(Bounding box entries)
########
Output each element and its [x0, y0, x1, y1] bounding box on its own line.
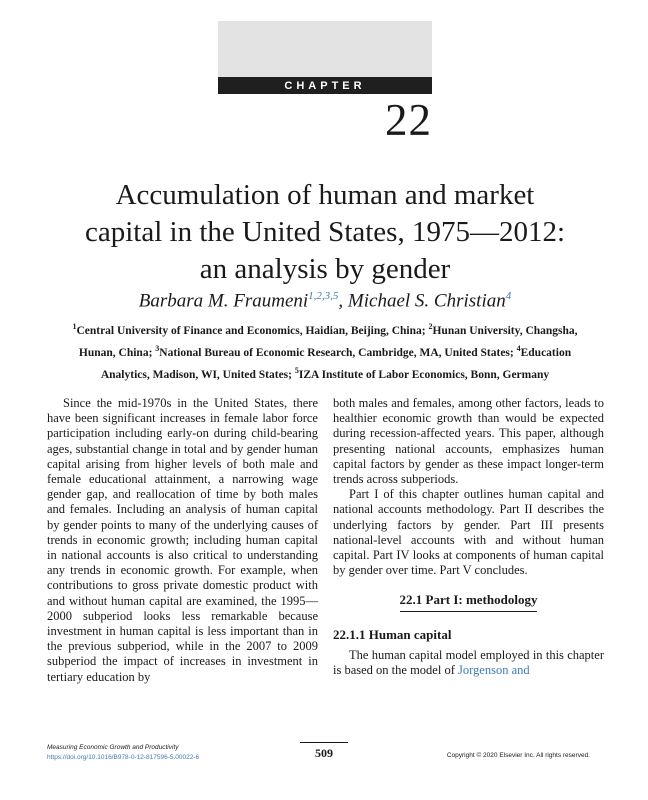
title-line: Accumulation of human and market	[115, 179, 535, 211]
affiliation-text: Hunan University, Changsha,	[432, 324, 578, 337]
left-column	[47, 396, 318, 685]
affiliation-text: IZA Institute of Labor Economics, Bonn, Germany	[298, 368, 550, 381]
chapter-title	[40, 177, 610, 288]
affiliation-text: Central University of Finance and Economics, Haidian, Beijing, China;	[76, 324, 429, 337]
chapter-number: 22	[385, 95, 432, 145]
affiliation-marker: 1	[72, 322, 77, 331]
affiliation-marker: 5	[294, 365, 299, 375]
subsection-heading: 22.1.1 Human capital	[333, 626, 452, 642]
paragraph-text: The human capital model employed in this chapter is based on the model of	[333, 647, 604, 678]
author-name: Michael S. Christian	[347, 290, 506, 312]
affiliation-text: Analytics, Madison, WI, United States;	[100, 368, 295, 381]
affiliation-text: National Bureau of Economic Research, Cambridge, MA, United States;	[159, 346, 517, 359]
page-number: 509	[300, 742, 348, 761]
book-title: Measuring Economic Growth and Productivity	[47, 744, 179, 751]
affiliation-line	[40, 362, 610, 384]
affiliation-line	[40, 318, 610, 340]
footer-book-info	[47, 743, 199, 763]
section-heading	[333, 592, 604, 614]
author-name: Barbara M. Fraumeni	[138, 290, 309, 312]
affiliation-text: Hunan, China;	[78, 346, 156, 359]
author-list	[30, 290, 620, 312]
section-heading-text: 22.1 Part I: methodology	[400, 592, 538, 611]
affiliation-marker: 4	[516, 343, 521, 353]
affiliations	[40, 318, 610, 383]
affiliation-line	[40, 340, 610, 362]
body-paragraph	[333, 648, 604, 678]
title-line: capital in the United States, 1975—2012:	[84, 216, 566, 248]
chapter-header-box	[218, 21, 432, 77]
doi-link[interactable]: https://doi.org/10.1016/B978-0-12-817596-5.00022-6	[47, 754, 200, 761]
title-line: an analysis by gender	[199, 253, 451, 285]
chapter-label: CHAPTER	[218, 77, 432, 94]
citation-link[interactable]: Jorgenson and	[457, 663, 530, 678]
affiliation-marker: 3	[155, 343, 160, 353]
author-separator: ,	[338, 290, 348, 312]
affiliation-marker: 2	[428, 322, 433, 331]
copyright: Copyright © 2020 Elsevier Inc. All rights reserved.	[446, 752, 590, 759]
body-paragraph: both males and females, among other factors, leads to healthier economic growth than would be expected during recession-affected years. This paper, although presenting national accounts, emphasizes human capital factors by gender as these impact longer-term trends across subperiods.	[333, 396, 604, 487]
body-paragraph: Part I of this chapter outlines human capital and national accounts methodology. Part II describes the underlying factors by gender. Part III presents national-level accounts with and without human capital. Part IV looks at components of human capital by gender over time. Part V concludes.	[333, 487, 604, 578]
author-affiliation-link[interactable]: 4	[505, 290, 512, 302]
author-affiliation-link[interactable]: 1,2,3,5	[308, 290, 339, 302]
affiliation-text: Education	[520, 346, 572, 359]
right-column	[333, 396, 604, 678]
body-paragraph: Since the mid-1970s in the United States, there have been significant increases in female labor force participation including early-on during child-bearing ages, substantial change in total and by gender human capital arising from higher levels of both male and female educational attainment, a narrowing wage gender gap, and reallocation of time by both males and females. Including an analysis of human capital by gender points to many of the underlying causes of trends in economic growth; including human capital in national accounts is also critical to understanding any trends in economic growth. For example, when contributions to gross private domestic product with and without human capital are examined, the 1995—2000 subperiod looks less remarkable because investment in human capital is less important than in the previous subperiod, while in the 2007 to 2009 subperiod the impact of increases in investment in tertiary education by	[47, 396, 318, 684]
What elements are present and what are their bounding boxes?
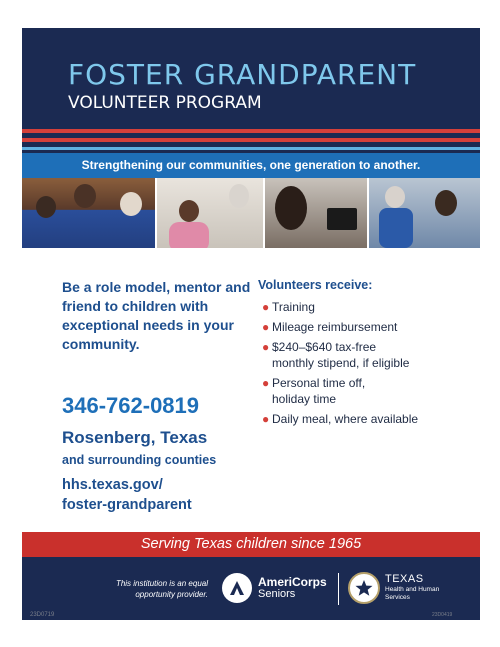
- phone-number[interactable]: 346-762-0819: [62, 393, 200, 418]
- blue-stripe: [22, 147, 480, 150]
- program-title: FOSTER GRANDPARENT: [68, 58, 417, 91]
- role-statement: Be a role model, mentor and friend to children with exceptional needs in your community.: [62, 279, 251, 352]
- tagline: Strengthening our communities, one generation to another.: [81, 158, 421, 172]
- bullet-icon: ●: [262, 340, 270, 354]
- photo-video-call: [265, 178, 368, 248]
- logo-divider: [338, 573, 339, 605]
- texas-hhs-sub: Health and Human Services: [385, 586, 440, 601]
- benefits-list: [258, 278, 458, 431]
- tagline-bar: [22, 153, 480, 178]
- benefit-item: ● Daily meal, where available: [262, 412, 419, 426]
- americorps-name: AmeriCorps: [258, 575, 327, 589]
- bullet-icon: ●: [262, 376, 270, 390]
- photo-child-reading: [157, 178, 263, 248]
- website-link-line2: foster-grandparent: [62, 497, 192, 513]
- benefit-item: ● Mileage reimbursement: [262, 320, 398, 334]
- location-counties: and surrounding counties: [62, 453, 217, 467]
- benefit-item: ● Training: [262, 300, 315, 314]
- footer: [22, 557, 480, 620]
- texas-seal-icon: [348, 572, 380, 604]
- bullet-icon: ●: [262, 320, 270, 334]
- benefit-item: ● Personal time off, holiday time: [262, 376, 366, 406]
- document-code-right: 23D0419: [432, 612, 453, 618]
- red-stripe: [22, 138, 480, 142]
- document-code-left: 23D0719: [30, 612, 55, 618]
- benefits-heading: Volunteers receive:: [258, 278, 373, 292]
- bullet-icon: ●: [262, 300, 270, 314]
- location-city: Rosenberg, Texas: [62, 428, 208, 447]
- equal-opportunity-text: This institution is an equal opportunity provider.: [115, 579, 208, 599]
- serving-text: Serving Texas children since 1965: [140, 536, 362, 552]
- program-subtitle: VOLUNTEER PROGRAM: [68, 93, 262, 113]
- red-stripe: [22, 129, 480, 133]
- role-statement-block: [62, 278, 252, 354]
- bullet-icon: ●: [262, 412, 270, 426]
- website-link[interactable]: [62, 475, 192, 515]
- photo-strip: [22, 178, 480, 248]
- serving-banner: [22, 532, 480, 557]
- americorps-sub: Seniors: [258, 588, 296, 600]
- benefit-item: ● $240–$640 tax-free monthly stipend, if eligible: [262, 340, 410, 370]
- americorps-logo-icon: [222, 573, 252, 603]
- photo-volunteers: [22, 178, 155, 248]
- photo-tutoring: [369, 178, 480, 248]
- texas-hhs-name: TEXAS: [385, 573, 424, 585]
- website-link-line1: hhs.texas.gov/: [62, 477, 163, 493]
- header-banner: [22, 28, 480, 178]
########
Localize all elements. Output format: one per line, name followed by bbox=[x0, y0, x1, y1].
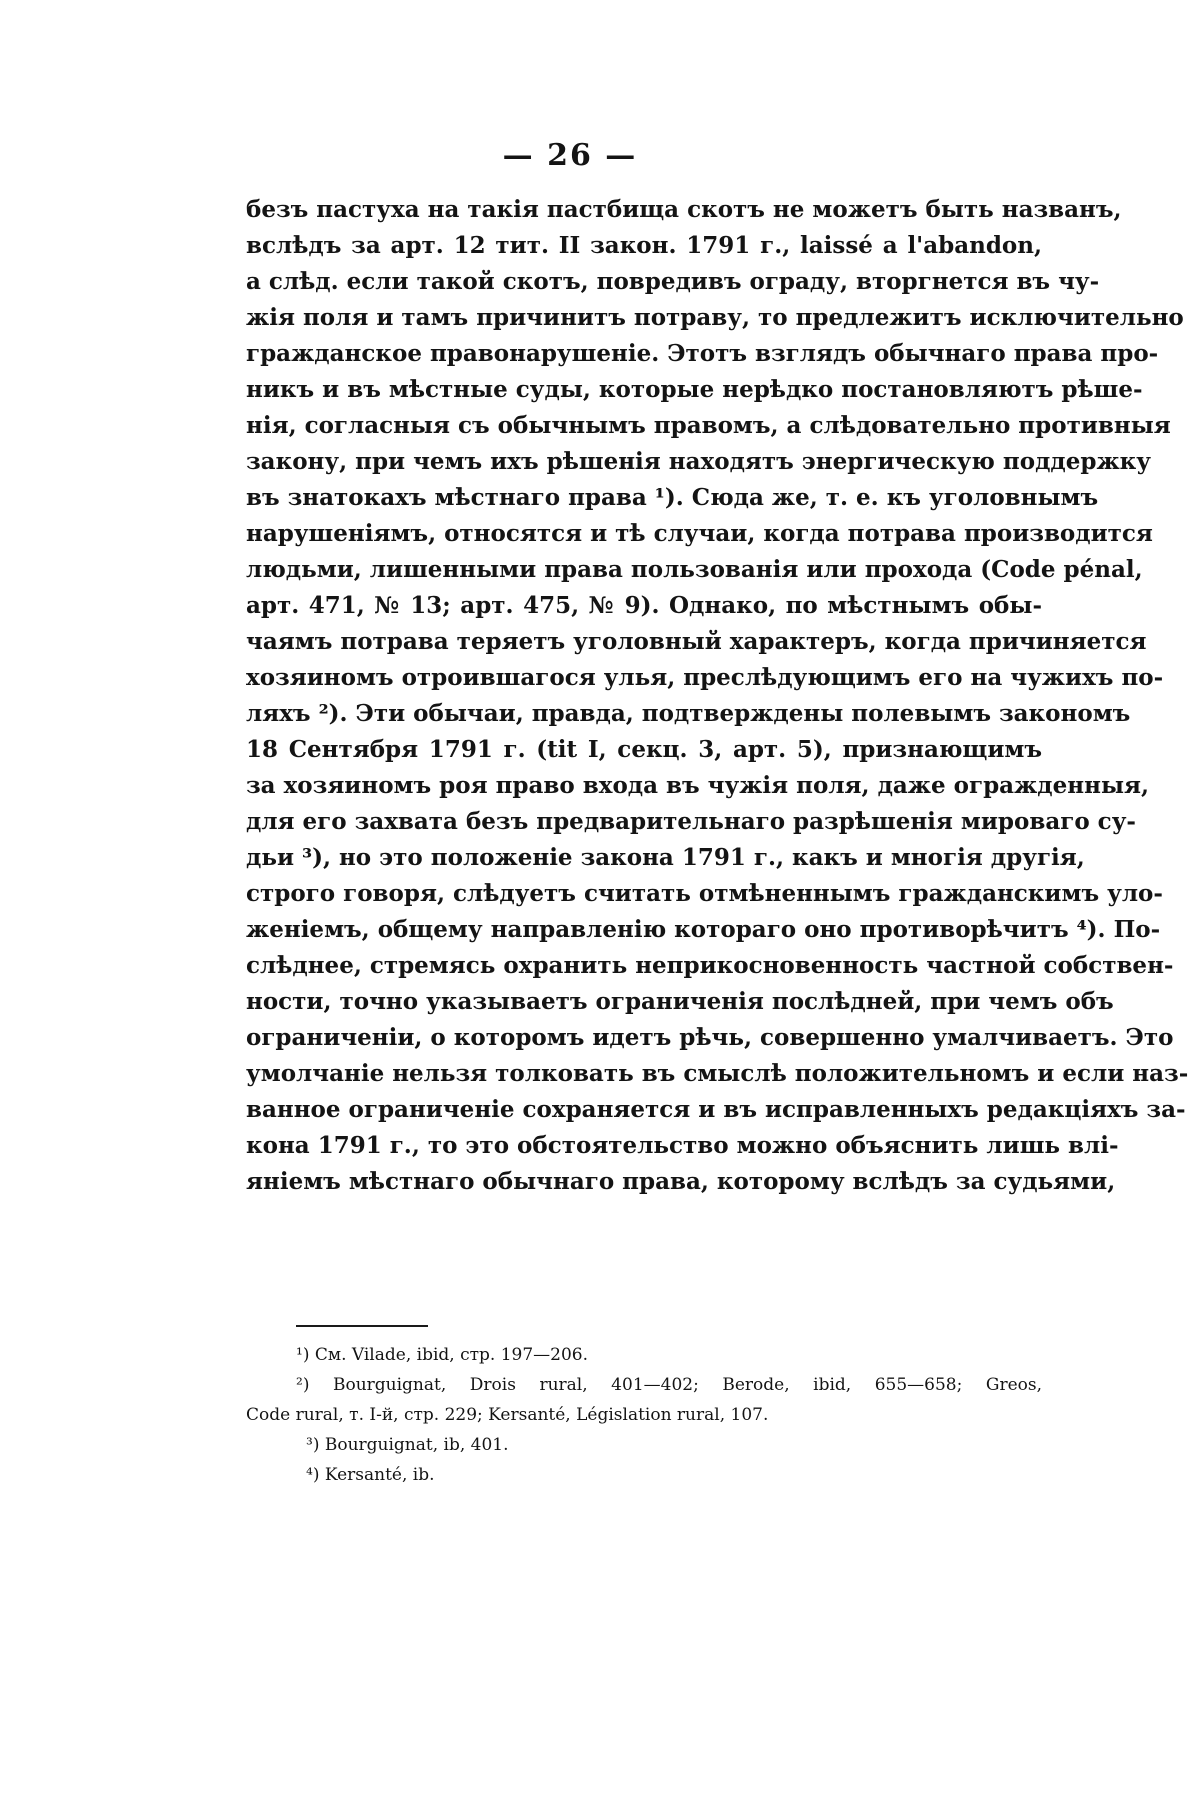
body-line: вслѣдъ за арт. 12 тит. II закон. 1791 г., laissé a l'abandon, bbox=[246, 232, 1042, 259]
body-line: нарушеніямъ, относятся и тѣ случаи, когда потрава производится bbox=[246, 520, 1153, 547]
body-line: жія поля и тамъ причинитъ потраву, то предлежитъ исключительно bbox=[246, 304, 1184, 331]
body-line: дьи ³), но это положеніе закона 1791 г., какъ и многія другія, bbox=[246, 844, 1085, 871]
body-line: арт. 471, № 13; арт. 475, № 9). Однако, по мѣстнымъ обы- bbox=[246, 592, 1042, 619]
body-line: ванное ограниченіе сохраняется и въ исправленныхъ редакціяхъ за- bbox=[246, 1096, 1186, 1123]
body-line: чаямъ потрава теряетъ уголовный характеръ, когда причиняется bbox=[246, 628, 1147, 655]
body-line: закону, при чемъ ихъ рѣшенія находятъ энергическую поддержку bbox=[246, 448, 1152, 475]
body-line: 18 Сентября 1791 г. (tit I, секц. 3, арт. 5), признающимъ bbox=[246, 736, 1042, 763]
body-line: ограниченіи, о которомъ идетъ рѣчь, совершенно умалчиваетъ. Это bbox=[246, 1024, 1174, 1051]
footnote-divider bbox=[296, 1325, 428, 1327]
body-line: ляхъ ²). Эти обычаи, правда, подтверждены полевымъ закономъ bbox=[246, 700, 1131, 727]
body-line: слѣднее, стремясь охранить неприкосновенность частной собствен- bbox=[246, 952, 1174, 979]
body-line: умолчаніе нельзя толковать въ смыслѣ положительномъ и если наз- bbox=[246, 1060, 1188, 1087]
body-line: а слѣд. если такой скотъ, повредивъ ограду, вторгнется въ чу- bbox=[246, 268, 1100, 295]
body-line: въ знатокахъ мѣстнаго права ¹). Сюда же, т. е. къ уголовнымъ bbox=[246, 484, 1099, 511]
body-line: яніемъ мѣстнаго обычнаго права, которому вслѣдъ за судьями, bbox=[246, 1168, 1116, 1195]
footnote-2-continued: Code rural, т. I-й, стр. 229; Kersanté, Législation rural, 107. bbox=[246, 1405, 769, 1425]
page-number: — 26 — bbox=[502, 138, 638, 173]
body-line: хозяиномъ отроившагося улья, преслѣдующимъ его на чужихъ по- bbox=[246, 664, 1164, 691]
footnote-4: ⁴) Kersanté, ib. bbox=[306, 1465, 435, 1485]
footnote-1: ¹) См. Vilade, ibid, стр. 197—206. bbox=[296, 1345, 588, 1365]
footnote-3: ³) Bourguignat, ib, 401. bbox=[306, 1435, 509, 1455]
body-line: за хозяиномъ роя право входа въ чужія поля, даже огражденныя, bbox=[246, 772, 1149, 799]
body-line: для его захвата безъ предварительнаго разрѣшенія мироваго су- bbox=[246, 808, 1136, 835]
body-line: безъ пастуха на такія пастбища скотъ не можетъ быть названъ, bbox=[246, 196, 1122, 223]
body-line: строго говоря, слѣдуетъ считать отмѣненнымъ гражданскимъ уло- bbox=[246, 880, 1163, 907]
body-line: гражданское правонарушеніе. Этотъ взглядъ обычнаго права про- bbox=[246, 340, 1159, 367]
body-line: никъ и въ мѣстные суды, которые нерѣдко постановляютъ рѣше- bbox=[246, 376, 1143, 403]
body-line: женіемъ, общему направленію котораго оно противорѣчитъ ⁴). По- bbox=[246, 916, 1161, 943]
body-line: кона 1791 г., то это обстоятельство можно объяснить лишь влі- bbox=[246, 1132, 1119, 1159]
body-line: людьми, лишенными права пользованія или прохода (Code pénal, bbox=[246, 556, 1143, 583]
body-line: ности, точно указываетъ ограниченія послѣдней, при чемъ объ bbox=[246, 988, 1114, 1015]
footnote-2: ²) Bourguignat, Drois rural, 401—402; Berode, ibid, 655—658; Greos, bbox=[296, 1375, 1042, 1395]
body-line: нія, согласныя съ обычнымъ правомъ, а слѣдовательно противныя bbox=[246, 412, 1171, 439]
########
▸ **WRITTEN INSTRUCTION**
Return, verbatim, the lines of the material above between the line containing "title-line: Accumulation of" and the line containing "663, 530, 678]", inclusive.

▸ **RESPONSE TO THIS EXERCISE**
title-line: Accumulation of human and market	[115, 179, 535, 211]
affiliation-text: Hunan University, Changsha,	[432, 324, 578, 337]
left-column	[47, 396, 318, 685]
affiliation-text: IZA Institute of Labor Economics, Bonn, Germany	[298, 368, 550, 381]
chapter-title	[40, 177, 610, 288]
affiliation-text: Central University of Finance and Economics, Haidian, Beijing, China;	[76, 324, 429, 337]
chapter-number: 22	[385, 95, 432, 145]
affiliation-marker: 1	[72, 322, 77, 331]
affiliation-marker: 5	[294, 365, 299, 375]
subsection-heading: 22.1.1 Human capital	[333, 626, 452, 642]
paragraph-text: The human capital model employed in this chapter is based on the model of	[333, 647, 604, 678]
author-name: Michael S. Christian	[347, 290, 506, 312]
affiliation-text: Analytics, Madison, WI, United States;	[100, 368, 295, 381]
affiliation-text: National Bureau of Economic Research, Cambridge, MA, United States;	[159, 346, 517, 359]
page-number: 509	[300, 742, 348, 761]
book-title: Measuring Economic Growth and Productivity	[47, 744, 179, 751]
affiliation-line	[40, 362, 610, 384]
affiliation-line	[40, 318, 610, 340]
footer-book-info	[47, 743, 199, 763]
section-heading	[333, 592, 604, 614]
author-name: Barbara M. Fraumeni	[138, 290, 309, 312]
affiliation-text: Hunan, China;	[78, 346, 156, 359]
author-list	[30, 290, 620, 312]
section-heading-text: 22.1 Part I: methodology	[400, 592, 538, 611]
affiliation-marker: 4	[516, 343, 521, 353]
affiliations	[40, 318, 610, 383]
affiliation-line	[40, 340, 610, 362]
body-paragraph	[333, 648, 604, 678]
title-line: capital in the United States, 1975—2012:	[84, 216, 566, 248]
chapter-header-box	[218, 21, 432, 77]
doi-link[interactable]: https://doi.org/10.1016/B978-0-12-817596-5.00022-6	[47, 754, 200, 761]
title-line: an analysis by gender	[199, 253, 451, 285]
chapter-label: CHAPTER	[218, 77, 432, 94]
citation-link[interactable]: Jorgenson and	[457, 663, 530, 678]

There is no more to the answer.